Records supplied
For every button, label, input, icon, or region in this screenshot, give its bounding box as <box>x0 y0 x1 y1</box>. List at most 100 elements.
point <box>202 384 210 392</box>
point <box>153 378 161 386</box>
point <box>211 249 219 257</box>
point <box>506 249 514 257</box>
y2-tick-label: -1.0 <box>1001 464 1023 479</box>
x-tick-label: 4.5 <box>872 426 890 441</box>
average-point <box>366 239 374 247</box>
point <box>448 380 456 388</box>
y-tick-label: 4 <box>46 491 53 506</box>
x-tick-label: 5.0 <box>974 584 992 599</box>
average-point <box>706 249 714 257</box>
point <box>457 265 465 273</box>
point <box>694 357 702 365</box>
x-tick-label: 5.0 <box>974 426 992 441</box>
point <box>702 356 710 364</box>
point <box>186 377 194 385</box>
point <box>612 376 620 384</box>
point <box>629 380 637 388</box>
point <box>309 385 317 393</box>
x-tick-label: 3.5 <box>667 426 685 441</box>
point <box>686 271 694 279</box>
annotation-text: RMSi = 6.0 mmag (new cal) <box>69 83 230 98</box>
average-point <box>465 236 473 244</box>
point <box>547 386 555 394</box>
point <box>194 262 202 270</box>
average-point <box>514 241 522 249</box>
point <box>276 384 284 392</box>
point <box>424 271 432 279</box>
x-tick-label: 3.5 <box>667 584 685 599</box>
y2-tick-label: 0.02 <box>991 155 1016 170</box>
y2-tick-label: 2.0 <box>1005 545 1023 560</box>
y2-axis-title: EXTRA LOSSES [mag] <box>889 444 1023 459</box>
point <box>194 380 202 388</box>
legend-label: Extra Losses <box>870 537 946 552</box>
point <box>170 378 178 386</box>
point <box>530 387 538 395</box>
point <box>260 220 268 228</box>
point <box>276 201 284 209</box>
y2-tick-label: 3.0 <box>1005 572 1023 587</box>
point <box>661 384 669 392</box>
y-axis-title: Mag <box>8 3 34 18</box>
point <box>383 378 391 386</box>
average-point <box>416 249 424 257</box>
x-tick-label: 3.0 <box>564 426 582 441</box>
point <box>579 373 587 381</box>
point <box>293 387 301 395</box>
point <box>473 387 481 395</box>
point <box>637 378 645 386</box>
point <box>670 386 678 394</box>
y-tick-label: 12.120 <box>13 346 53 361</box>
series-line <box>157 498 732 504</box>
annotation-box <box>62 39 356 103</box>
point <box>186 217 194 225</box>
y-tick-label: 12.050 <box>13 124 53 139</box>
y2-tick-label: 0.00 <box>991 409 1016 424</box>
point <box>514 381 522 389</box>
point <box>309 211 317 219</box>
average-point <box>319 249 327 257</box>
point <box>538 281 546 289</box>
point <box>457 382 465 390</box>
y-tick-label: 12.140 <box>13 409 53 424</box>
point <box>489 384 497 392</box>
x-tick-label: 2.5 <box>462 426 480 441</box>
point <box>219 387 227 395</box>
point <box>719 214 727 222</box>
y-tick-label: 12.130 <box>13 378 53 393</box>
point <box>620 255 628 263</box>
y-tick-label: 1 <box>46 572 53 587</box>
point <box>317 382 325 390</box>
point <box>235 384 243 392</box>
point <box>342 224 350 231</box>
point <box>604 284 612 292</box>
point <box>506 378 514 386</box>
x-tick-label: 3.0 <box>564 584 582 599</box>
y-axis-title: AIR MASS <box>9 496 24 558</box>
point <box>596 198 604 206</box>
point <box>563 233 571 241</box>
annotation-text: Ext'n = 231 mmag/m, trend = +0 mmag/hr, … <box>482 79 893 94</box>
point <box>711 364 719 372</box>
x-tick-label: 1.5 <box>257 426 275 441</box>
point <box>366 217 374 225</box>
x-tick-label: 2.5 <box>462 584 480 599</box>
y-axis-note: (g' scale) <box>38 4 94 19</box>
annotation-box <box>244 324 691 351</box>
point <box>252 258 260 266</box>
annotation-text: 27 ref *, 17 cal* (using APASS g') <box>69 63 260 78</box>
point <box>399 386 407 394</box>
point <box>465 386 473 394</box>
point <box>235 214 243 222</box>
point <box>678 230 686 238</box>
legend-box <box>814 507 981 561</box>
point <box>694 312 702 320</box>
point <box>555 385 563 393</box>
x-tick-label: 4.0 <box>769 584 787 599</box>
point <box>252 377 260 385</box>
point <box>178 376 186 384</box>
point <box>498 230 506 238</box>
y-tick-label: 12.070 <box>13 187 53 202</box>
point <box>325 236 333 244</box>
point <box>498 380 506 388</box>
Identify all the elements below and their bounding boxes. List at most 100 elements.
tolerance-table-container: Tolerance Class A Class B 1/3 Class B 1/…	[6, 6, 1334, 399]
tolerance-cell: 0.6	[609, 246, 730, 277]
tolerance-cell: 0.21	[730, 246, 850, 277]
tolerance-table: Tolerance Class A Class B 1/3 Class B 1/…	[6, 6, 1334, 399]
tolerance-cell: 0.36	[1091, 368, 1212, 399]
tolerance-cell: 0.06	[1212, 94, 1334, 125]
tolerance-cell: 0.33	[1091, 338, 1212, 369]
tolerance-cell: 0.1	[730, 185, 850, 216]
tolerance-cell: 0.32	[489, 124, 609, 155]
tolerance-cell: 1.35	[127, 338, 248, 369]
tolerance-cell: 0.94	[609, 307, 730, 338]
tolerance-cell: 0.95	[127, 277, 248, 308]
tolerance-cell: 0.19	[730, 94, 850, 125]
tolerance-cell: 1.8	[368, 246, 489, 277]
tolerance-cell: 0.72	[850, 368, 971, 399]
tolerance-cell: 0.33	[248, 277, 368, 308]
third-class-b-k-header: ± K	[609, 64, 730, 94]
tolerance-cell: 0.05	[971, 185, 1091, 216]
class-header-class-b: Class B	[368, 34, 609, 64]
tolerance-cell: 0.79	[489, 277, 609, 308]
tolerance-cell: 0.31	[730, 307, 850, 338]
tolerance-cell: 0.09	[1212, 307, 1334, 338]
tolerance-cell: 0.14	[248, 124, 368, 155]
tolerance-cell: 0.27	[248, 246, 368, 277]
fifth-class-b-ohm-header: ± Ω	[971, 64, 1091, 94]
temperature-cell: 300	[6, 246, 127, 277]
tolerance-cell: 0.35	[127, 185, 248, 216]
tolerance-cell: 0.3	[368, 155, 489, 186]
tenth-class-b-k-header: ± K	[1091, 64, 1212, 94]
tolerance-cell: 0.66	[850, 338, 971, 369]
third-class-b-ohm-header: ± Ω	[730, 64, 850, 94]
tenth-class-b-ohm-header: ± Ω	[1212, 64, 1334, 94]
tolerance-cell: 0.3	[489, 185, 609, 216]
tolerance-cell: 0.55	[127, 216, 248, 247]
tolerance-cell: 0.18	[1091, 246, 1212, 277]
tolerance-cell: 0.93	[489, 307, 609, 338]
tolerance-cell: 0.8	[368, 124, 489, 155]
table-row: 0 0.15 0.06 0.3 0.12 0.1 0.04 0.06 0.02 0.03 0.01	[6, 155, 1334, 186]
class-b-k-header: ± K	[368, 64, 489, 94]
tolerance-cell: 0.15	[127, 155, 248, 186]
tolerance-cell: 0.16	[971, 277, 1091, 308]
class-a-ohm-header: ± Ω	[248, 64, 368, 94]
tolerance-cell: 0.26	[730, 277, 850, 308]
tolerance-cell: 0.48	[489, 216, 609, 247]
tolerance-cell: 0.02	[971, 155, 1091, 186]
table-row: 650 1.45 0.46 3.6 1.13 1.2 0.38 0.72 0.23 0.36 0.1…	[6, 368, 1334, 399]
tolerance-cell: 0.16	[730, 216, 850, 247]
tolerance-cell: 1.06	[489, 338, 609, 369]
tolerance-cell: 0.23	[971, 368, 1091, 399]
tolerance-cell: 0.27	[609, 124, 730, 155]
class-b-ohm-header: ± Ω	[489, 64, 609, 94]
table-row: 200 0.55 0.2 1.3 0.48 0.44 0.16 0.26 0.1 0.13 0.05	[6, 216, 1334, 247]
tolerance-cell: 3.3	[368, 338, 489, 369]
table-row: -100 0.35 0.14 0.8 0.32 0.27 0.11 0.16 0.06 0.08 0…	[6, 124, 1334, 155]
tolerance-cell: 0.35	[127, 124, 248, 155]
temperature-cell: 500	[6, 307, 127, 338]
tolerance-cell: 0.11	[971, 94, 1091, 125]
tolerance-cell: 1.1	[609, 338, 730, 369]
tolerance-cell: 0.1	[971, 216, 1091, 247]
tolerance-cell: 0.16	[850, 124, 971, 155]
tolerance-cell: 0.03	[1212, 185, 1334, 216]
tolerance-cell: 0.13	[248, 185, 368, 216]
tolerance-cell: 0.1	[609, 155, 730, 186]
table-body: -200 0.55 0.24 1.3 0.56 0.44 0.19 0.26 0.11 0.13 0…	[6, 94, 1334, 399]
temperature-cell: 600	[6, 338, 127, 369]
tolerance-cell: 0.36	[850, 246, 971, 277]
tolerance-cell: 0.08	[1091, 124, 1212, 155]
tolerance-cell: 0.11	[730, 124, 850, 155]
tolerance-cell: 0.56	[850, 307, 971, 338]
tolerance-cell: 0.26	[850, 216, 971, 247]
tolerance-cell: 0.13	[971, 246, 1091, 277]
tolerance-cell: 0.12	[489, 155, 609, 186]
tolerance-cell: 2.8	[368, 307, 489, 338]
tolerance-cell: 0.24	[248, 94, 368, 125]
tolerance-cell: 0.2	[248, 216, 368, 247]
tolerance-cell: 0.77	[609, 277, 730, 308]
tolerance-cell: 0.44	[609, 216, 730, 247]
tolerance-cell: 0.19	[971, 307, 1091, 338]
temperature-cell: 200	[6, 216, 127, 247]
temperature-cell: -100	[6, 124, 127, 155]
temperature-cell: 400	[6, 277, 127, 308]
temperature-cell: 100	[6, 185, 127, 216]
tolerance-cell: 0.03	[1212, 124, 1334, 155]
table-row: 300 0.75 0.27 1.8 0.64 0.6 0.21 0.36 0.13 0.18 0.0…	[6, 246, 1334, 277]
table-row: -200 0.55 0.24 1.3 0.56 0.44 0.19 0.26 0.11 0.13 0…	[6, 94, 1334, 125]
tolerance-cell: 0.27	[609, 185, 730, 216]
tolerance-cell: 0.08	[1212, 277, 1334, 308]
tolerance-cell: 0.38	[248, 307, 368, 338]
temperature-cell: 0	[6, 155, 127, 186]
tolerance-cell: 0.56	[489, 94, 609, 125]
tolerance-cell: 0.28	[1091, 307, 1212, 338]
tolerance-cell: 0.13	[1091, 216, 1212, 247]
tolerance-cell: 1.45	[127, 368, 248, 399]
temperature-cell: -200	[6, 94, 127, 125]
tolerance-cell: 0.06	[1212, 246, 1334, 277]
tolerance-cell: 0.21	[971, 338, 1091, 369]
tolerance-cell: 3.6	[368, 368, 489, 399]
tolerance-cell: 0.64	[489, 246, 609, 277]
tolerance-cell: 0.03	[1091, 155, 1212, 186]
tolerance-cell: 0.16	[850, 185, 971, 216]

Aim
Convert the material, starting at its first line and ending at the line that contains "legend-label: Extra Losses", into a Markdown table with two columns, No. and Entry. Number each line in order and leave out blank lines.

Result of this exercise
| No. | Entry |
|---|---|
| 1 | For every button, label, input, icon, or region in this screenshot, give its bounding box as <box>x0 y0 x1 y1</box>. List at most 100 elements. |
| 2 | point <box>202 384 210 392</box> |
| 3 | point <box>153 378 161 386</box> |
| 4 | point <box>211 249 219 257</box> |
| 5 | point <box>506 249 514 257</box> |
| 6 | y2-tick-label: -1.0 <box>1001 464 1023 479</box> |
| 7 | x-tick-label: 4.5 <box>872 426 890 441</box> |
| 8 | average-point <box>366 239 374 247</box> |
| 9 | point <box>448 380 456 388</box> |
| 10 | y-tick-label: 4 <box>46 491 53 506</box> |
| 11 | x-tick-label: 5.0 <box>974 584 992 599</box> |
| 12 | average-point <box>706 249 714 257</box> |
| 13 | point <box>457 265 465 273</box> |
| 14 | point <box>694 357 702 365</box> |
| 15 | x-tick-label: 5.0 <box>974 426 992 441</box> |
| 16 | point <box>702 356 710 364</box> |
| 17 | point <box>186 377 194 385</box> |
| 18 | point <box>612 376 620 384</box> |
| 19 | point <box>629 380 637 388</box> |
| 20 | point <box>309 385 317 393</box> |
| 21 | x-tick-label: 3.5 <box>667 426 685 441</box> |
| 22 | point <box>686 271 694 279</box> |
| 23 | annotation-text: RMSi = 6.0 mmag (new cal) <box>69 83 230 98</box> |
| 24 | average-point <box>465 236 473 244</box> |
| 25 | point <box>547 386 555 394</box> |
| 26 | point <box>194 262 202 270</box> |
| 27 | average-point <box>514 241 522 249</box> |
| 28 | point <box>276 384 284 392</box> |
| 29 | point <box>424 271 432 279</box> |
| 30 | x-tick-label: 3.5 <box>667 584 685 599</box> |
| 31 | y2-tick-label: 0.02 <box>991 155 1016 170</box> |
| 32 | y2-tick-label: 2.0 <box>1005 545 1023 560</box> |
| 33 | y2-axis-title: EXTRA LOSSES [mag] <box>889 444 1023 459</box> |
| 34 | point <box>194 380 202 388</box> |
| 35 | legend-label: Extra Losses <box>870 537 946 552</box> |